The problem
Count, in the entries below, the lines in which "Wage" occurs. Give the number, nothing more.

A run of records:
------

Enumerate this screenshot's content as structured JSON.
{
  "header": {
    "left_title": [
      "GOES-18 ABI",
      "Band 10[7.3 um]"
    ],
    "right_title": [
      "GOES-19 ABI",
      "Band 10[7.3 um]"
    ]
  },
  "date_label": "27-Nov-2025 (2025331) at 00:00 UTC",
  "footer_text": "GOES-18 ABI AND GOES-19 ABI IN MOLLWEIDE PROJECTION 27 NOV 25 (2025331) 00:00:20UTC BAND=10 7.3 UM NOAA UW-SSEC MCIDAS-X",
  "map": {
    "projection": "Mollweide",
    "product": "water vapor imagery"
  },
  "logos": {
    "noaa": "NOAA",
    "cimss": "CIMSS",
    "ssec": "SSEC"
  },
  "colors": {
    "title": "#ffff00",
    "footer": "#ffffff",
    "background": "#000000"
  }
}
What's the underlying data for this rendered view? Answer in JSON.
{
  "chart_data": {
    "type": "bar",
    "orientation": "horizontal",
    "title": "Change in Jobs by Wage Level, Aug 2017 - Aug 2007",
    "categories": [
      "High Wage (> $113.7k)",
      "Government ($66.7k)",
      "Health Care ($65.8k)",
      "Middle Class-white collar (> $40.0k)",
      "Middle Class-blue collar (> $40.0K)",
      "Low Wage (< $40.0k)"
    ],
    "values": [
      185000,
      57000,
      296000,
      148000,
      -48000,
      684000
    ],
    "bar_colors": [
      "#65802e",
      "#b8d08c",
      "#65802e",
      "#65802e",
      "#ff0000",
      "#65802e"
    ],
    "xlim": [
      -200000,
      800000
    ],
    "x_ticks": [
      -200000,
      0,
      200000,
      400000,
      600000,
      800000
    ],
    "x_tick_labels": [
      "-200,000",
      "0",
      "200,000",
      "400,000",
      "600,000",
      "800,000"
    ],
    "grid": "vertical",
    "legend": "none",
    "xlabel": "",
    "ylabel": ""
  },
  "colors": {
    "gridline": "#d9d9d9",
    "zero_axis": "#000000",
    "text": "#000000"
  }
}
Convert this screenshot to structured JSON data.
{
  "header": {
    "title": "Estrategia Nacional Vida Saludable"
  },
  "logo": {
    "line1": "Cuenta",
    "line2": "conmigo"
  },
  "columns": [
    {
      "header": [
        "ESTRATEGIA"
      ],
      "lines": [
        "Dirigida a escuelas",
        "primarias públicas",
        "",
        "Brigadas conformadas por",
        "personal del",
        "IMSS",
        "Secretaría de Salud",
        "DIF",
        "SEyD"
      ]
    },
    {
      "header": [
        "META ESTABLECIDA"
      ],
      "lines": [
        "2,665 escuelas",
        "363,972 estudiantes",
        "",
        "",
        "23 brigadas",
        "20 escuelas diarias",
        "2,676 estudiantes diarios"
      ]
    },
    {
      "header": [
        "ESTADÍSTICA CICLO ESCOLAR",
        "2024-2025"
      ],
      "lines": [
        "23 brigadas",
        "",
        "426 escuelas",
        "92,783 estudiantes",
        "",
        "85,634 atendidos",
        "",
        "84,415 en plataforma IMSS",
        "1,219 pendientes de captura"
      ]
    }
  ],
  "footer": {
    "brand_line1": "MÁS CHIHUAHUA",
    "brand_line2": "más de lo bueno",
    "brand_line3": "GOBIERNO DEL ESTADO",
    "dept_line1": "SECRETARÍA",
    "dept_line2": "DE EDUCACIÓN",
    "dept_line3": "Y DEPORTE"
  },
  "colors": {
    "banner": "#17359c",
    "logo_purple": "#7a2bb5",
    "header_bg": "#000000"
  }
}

------

The result
3